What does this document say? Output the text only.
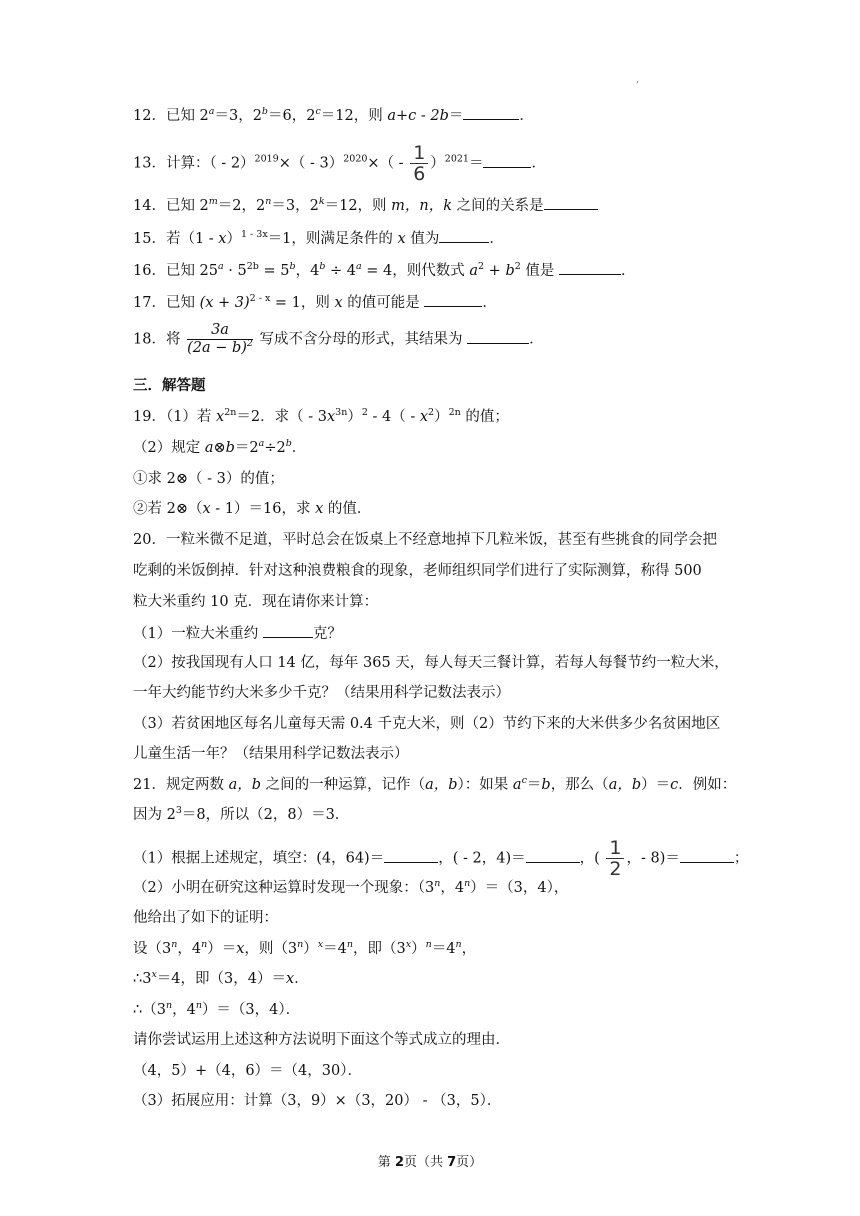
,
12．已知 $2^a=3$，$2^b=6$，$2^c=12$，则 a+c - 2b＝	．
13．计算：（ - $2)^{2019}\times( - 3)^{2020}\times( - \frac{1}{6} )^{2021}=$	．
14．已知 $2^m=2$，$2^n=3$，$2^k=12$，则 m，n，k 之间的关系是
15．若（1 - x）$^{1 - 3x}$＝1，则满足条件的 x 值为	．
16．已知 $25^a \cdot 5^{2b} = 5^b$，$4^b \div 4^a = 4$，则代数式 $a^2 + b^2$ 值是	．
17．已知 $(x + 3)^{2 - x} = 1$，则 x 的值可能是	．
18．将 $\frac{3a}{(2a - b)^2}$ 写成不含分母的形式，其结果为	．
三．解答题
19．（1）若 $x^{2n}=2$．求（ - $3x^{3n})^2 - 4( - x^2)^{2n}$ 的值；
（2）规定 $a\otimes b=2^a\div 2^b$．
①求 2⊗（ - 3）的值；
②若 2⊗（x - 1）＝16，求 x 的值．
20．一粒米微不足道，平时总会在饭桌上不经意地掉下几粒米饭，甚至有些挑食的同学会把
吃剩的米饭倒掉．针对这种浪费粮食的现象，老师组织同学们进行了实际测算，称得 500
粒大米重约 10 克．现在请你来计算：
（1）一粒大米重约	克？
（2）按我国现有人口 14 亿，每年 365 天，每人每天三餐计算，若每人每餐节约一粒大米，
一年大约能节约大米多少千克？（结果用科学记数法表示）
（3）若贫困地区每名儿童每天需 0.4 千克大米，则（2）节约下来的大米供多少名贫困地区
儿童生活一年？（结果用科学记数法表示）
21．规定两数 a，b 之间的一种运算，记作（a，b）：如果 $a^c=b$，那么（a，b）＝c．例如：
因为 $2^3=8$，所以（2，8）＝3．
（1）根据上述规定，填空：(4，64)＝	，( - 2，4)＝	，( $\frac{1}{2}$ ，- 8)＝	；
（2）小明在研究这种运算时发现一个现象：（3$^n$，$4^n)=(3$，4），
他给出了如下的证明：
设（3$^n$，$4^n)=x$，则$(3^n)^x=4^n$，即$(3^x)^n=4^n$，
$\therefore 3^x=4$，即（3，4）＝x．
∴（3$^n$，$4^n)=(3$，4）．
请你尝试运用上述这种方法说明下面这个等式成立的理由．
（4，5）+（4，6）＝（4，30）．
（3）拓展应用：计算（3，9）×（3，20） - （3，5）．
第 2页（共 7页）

********************

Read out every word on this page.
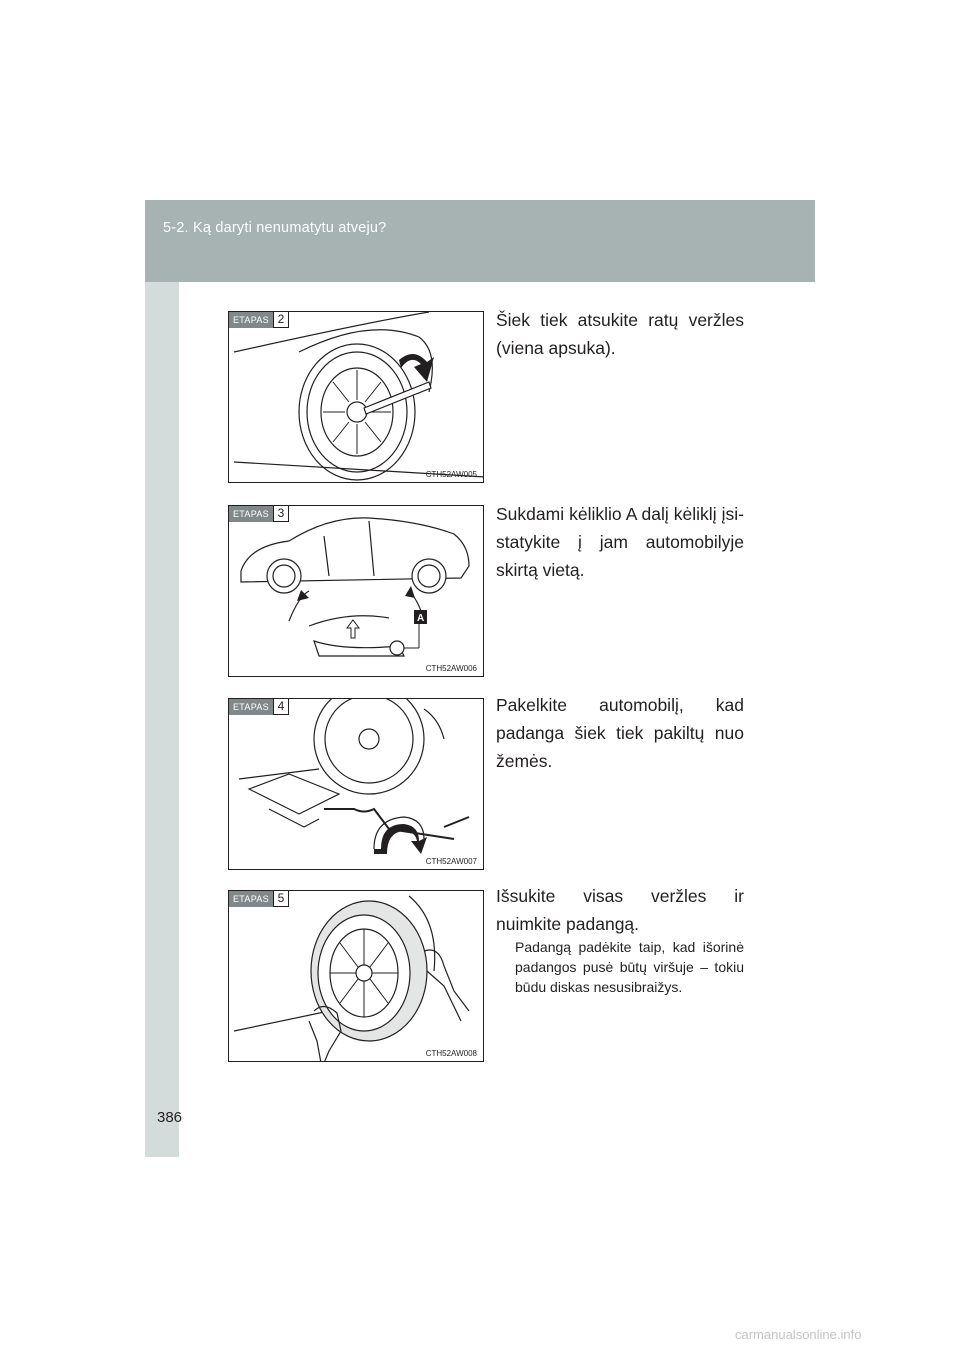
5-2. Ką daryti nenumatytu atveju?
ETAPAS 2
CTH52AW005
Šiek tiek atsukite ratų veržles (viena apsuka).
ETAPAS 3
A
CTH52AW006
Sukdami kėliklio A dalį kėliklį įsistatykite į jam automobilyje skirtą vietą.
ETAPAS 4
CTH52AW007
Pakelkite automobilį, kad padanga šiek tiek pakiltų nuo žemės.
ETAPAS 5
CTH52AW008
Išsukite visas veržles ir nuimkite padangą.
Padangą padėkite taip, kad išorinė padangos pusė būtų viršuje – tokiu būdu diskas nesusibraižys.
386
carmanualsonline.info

********************

= What this task involves =
Find the word "tiek" in the data and copy out each line where it turns up.

= Response =
Šiek tiek atsukite ratų veržles (viena apsuka).
Pakelkite automobilį, kad padanga šiek tiek pakiltų nuo žemės.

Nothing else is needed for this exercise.